### Data provided
+ + + + +
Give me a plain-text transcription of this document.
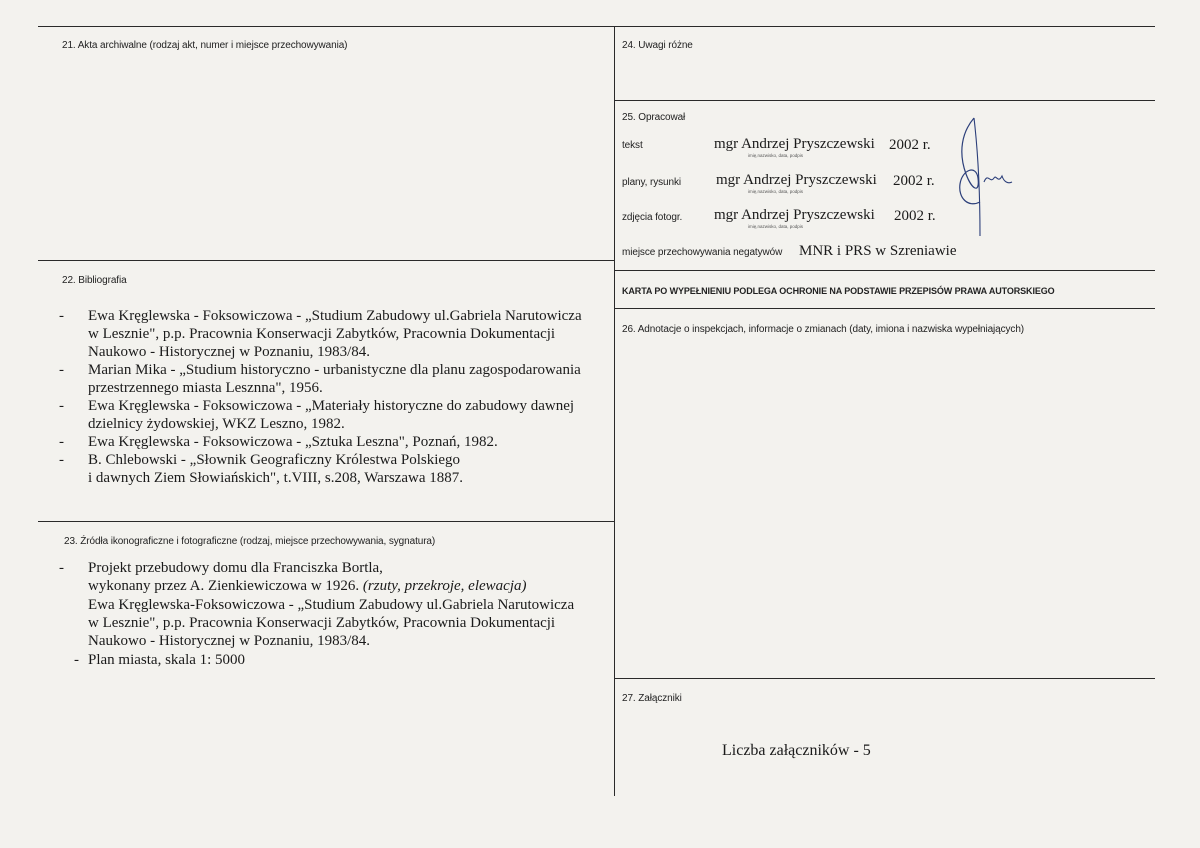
21. Akta archiwalne (rodzaj akt, numer i miejsce przechowywania)
22. Bibliografia
- Ewa Kręglewska - Foksowiczowa - „Studium Zabudowy ul.Gabriela Narutowicza
w Lesznie", p.p. Pracownia Konserwacji Zabytków, Pracownia Dokumentacji
Naukowo - Historycznej w Poznaniu, 1983/84.
- Marian Mika - „Studium historyczno - urbanistyczne dla planu zagospodarowania
przestrzennego miasta Lesznna", 1956.
- Ewa Kręglewska - Foksowiczowa - „Materiały historyczne do zabudowy dawnej
dzielnicy żydowskiej, WKZ Leszno, 1982.
- Ewa Kręglewska - Foksowiczowa - „Sztuka Leszna", Poznań, 1982.
- B. Chlebowski - „Słownik Geograficzny Królestwa Polskiego
i dawnych Ziem Słowiańskich", t.VIII, s.208, Warszawa 1887.
23. Źródła ikonograficzne i fotograficzne (rodzaj, miejsce przechowywania, sygnatura)
- Projekt przebudowy domu dla Franciszka Bortla,
wykonany przez A. Zienkiewiczowa w 1926. (rzuty, przekroje, elewacja)
Ewa Kręglewska-Foksowiczowa - „Studium Zabudowy ul.Gabriela Narutowicza
w Lesznie", p.p. Pracownia Konserwacji Zabytków, Pracownia Dokumentacji
Naukowo - Historycznej w Poznaniu, 1983/84.
- Plan miasta, skala 1: 5000
24. Uwagi różne
25. Opracował
tekst	mgr Andrzej Pryszczewski 2002 r.
imię,nazwisko, data, podpis
plany, rysunki mgr Andrzej Pryszczewski 2002 r.
imię,nazwisko, data, podpis
zdjęcia fotogr. mgr Andrzej Pryszczewski 2002 r.
imię,nazwisko, data, podpis
miejsce przechowywania negatywów MNR i PRS w Szreniawie
KARTA PO WYPEŁNIENIU PODLEGA OCHRONIE NA PODSTAWIE PRZEPISÓW PRAWA AUTORSKIEGO
26. Adnotacje o inspekcjach, informacje o zmianach (daty, imiona i nazwiska wypełniających)
27. Załączniki
Liczba załączników - 5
+ + + + +
### Exercise
Repeat the records above exactly, omitting every picture.

### Expected answer
Give me a plain-text transcription of this document.
21. Akta archiwalne (rodzaj akt, numer i miejsce przechowywania)
22. Bibliografia
- Ewa Kręglewska - Foksowiczowa - „Studium Zabudowy ul.Gabriela Narutowicza
w Lesznie", p.p. Pracownia Konserwacji Zabytków, Pracownia Dokumentacji
Naukowo - Historycznej w Poznaniu, 1983/84.
- Marian Mika - „Studium historyczno - urbanistyczne dla planu zagospodarowania
przestrzennego miasta Lesznna", 1956.
- Ewa Kręglewska - Foksowiczowa - „Materiały historyczne do zabudowy dawnej
dzielnicy żydowskiej, WKZ Leszno, 1982.
- Ewa Kręglewska - Foksowiczowa - „Sztuka Leszna", Poznań, 1982.
- B. Chlebowski - „Słownik Geograficzny Królestwa Polskiego
i dawnych Ziem Słowiańskich", t.VIII, s.208, Warszawa 1887.
23. Źródła ikonograficzne i fotograficzne (rodzaj, miejsce przechowywania, sygnatura)
- Projekt przebudowy domu dla Franciszka Bortla,
wykonany przez A. Zienkiewiczowa w 1926. (rzuty, przekroje, elewacja)
Ewa Kręglewska-Foksowiczowa - „Studium Zabudowy ul.Gabriela Narutowicza
w Lesznie", p.p. Pracownia Konserwacji Zabytków, Pracownia Dokumentacji
Naukowo - Historycznej w Poznaniu, 1983/84.
- Plan miasta, skala 1: 5000
24. Uwagi różne
25. Opracował
tekst	mgr Andrzej Pryszczewski 2002 r.
imię,nazwisko, data, podpis
plany, rysunki mgr Andrzej Pryszczewski 2002 r.
imię,nazwisko, data, podpis
zdjęcia fotogr. mgr Andrzej Pryszczewski 2002 r.
imię,nazwisko, data, podpis
miejsce przechowywania negatywów MNR i PRS w Szreniawie
KARTA PO WYPEŁNIENIU PODLEGA OCHRONIE NA PODSTAWIE PRZEPISÓW PRAWA AUTORSKIEGO
26. Adnotacje o inspekcjach, informacje o zmianach (daty, imiona i nazwiska wypełniających)
27. Załączniki
Liczba załączników - 5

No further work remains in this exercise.